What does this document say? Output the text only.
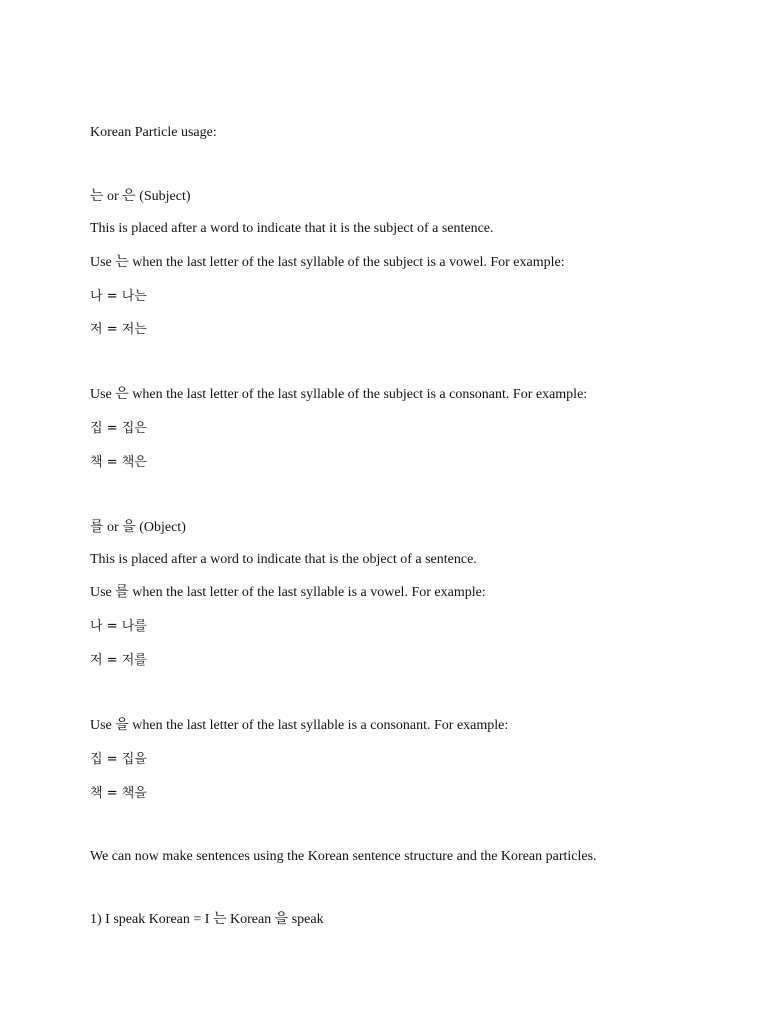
Korean Particle usage:
는 or 은 (Subject)
This is placed after a word to indicate that it is the subject of a sentence.
Use 는 when the last letter of the last syllable of the subject is a vowel. For example:
나 = 나는
저 = 저는
Use 은 when the last letter of the last syllable of the subject is a consonant. For example:
집 = 집은
책 = 책은
를 or 을 (Object)
This is placed after a word to indicate that is the object of a sentence.
Use 를 when the last letter of the last syllable is a vowel. For example:
나 = 나를
저 = 저를
Use 을 when the last letter of the last syllable is a consonant. For example:
집 = 집을
책 = 책을
We can now make sentences using the Korean sentence structure and the Korean particles.
1) I speak Korean = I 는 Korean 을 speak
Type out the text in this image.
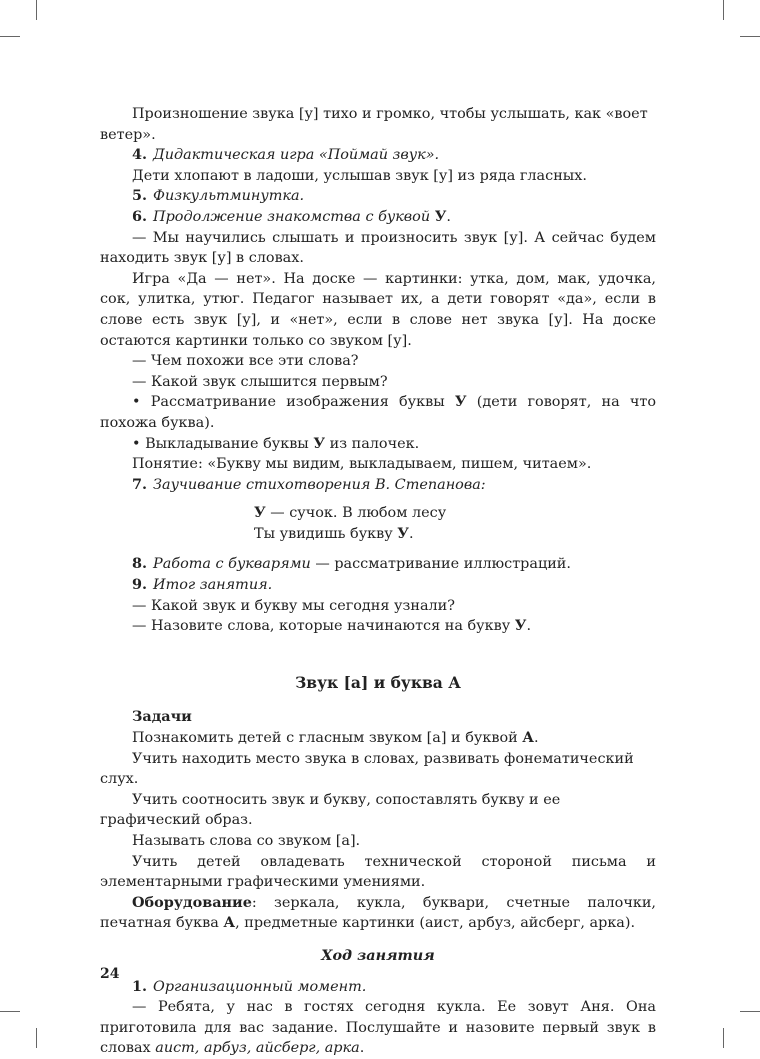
Произношение звука [у] тихо и громко, чтобы услышать, как «воет ветер».

4. Дидактическая игра «Поймай звук».

Дети хлопают в ладоши, услышав звук [у] из ряда гласных.

5. Физкультминутка.

6. Продолжение знакомства с буквой У.

— Мы научились слышать и произносить звук [у]. А сейчас будем находить звук [у] в словах.

Игра «Да — нет». На доске — картинки: утка, дом, мак, удочка, сок, улитка, утюг. Педагог называет их, а дети говорят «да», если в слове есть звук [у], и «нет», если в слове нет звука [у]. На доске остаются картинки только со звуком [у].

— Чем похожи все эти слова?

— Какой звук слышится первым?

• Рассматривание изображения буквы У (дети говорят, на что похожа буква).

• Выкладывание буквы У из палочек.

Понятие: «Букву мы видим, выкладываем, пишем, читаем».

7. Заучивание стихотворения В. Степанова:

У — сучок. В любом лесу

Ты увидишь букву У.

8. Работа с букварями — рассматривание иллюстраций.

9. Итог занятия.

— Какой звук и букву мы сегодня узнали?

— Назовите слова, которые начинаются на букву У.

Звук [а] и буква А

Задачи

Познакомить детей с гласным звуком [а] и буквой А.

Учить находить место звука в словах, развивать фонематический слух.

Учить соотносить звук и букву, сопоставлять букву и ее графический образ.

Называть слова со звуком [а].

Учить детей овладевать технической стороной письма и элементарными графическими умениями.

Оборудование: зеркала, кукла, буквари, счетные палочки, печатная буква А, предметные картинки (аист, арбуз, айсберг, арка).

Ход занятия

1. Организационный момент.

— Ребята, у нас в гостях сегодня кукла. Ее зовут Аня. Она приготовила для вас задание. Послушайте и назовите первый звук в словах аист, арбуз, айсберг, арка.

24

************

### [WHAT IS BEING ASKED]
Write out the full set of lines verbatim, without the pictures.

### [THE ANSWER]
What does this document say? Output the text only.
Korean Particle usage:
는 or 은 (Subject)
This is placed after a word to indicate that it is the subject of a sentence.
Use 는 when the last letter of the last syllable of the subject is a vowel. For example:
나 = 나는
저 = 저는
Use 은 when the last letter of the last syllable of the subject is a consonant. For example:
집 = 집은
책 = 책은
를 or 을 (Object)
This is placed after a word to indicate that is the object of a sentence.
Use 를 when the last letter of the last syllable is a vowel. For example:
나 = 나를
저 = 저를
Use 을 when the last letter of the last syllable is a consonant. For example:
집 = 집을
책 = 책을
We can now make sentences using the Korean sentence structure and the Korean particles.
1) I speak Korean = I 는 Korean 을 speak
Type out the text in this image.
Произношение звука [у] тихо и громко, чтобы услышать, как «воет ветер».

4. Дидактическая игра «Поймай звук».

Дети хлопают в ладоши, услышав звук [у] из ряда гласных.

5. Физкультминутка.

6. Продолжение знакомства с буквой У.

— Мы научились слышать и произносить звук [у]. А сейчас будем находить звук [у] в словах.

Игра «Да — нет». На доске — картинки: утка, дом, мак, удочка, сок, улитка, утюг. Педагог называет их, а дети говорят «да», если в слове есть звук [у], и «нет», если в слове нет звука [у]. На доске остаются картинки только со звуком [у].

— Чем похожи все эти слова?

— Какой звук слышится первым?

• Рассматривание изображения буквы У (дети говорят, на что похожа буква).

• Выкладывание буквы У из палочек.

Понятие: «Букву мы видим, выкладываем, пишем, читаем».

7. Заучивание стихотворения В. Степанова:

У — сучок. В любом лесу

Ты увидишь букву У.

8. Работа с букварями — рассматривание иллюстраций.

9. Итог занятия.

— Какой звук и букву мы сегодня узнали?

— Назовите слова, которые начинаются на букву У.

Звук [а] и буква А

Задачи

Познакомить детей с гласным звуком [а] и буквой А.

Учить находить место звука в словах, развивать фонематический слух.

Учить соотносить звук и букву, сопоставлять букву и ее графический образ.

Называть слова со звуком [а].

Учить детей овладевать технической стороной письма и элементарными графическими умениями.

Оборудование: зеркала, кукла, буквари, счетные палочки, печатная буква А, предметные картинки (аист, арбуз, айсберг, арка).

Ход занятия

1. Организационный момент.

— Ребята, у нас в гостях сегодня кукла. Ее зовут Аня. Она приготовила для вас задание. Послушайте и назовите первый звук в словах аист, арбуз, айсберг, арка.

24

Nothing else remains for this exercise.